Please find all lines in the data that hold the string "Copied" and copy them.

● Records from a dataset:
— BEGIN —

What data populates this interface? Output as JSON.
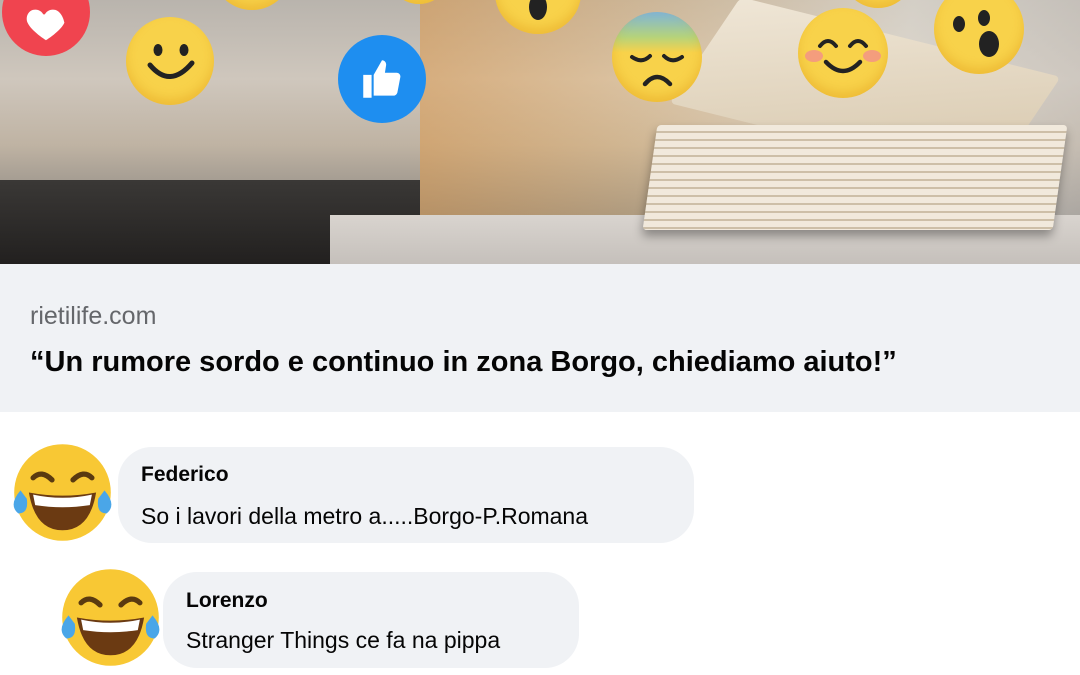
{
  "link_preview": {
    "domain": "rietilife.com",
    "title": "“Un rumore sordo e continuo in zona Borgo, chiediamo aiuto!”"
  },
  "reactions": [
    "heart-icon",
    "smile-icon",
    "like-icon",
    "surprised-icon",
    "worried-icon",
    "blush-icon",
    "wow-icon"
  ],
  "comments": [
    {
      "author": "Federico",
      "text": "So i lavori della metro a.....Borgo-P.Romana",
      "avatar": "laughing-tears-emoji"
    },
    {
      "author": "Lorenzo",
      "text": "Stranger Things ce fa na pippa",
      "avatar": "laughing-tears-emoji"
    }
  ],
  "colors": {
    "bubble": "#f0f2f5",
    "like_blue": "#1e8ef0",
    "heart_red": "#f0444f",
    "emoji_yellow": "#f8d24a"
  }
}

— END —
— BEGIN —

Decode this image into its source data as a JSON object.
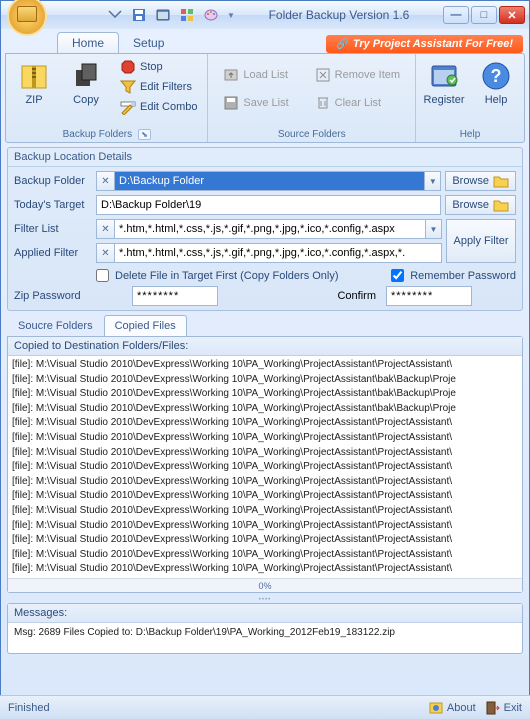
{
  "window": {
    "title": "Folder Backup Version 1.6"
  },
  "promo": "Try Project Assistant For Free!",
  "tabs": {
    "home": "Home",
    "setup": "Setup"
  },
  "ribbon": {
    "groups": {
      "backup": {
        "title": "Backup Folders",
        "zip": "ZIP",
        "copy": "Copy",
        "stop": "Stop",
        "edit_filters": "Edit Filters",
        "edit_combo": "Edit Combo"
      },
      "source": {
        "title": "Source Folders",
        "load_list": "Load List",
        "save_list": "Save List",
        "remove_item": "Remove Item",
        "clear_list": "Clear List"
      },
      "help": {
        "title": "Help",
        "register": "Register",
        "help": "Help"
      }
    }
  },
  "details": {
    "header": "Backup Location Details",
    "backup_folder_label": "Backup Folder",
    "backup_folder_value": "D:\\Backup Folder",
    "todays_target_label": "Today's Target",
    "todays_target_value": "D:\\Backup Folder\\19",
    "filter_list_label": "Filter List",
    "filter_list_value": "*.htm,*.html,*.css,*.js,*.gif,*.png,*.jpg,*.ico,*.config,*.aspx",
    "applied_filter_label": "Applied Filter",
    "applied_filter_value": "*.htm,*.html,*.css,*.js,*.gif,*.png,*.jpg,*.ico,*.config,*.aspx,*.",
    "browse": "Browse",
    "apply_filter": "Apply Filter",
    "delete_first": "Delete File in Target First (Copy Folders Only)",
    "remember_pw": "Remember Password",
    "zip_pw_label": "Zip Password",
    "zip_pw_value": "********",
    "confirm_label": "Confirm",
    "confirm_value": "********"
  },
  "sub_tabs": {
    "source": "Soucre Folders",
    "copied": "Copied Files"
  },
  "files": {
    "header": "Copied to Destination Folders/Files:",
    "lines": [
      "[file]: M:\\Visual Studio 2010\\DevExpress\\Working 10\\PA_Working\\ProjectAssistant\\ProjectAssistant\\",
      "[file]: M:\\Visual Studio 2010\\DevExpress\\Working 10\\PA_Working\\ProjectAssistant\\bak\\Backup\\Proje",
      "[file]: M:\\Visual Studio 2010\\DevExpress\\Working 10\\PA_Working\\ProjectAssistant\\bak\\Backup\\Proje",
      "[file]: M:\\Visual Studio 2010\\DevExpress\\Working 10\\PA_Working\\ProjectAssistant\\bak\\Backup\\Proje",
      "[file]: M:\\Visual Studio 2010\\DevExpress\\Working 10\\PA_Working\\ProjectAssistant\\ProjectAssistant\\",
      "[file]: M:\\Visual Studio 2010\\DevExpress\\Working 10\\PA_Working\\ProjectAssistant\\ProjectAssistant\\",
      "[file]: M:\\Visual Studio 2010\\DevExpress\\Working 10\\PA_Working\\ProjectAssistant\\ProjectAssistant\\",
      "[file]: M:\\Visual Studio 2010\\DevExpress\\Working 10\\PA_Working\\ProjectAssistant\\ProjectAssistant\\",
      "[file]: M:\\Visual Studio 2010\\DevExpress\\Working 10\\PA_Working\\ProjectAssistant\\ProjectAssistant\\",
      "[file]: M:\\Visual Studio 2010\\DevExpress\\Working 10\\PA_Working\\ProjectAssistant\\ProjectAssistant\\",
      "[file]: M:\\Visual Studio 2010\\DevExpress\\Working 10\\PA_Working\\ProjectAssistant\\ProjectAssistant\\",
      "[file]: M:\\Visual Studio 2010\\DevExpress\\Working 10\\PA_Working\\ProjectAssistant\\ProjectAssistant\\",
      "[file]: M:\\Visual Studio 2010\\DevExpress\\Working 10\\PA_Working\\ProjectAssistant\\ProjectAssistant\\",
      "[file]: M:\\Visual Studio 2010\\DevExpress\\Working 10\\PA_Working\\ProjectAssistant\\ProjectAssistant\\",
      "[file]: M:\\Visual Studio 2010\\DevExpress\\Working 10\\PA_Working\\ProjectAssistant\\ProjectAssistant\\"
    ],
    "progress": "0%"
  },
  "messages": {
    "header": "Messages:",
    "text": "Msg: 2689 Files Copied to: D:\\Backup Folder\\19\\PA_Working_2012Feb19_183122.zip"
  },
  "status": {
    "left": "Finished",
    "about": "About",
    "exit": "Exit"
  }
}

— END —
— BEGIN —

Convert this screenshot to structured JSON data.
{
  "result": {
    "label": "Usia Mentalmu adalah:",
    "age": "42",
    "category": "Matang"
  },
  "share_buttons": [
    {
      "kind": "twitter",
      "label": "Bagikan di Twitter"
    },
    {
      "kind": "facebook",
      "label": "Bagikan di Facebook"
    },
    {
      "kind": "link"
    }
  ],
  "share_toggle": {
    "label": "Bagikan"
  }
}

— END —

● Exercise response:
    "copied": "Copied Files"
    "header": "Copied to Destination Folders/Files:",
    "text": "Msg: 2689 Files Copied to: D:\\Backup Folder\\19\\PA_Working_2012Feb19_183122.zip"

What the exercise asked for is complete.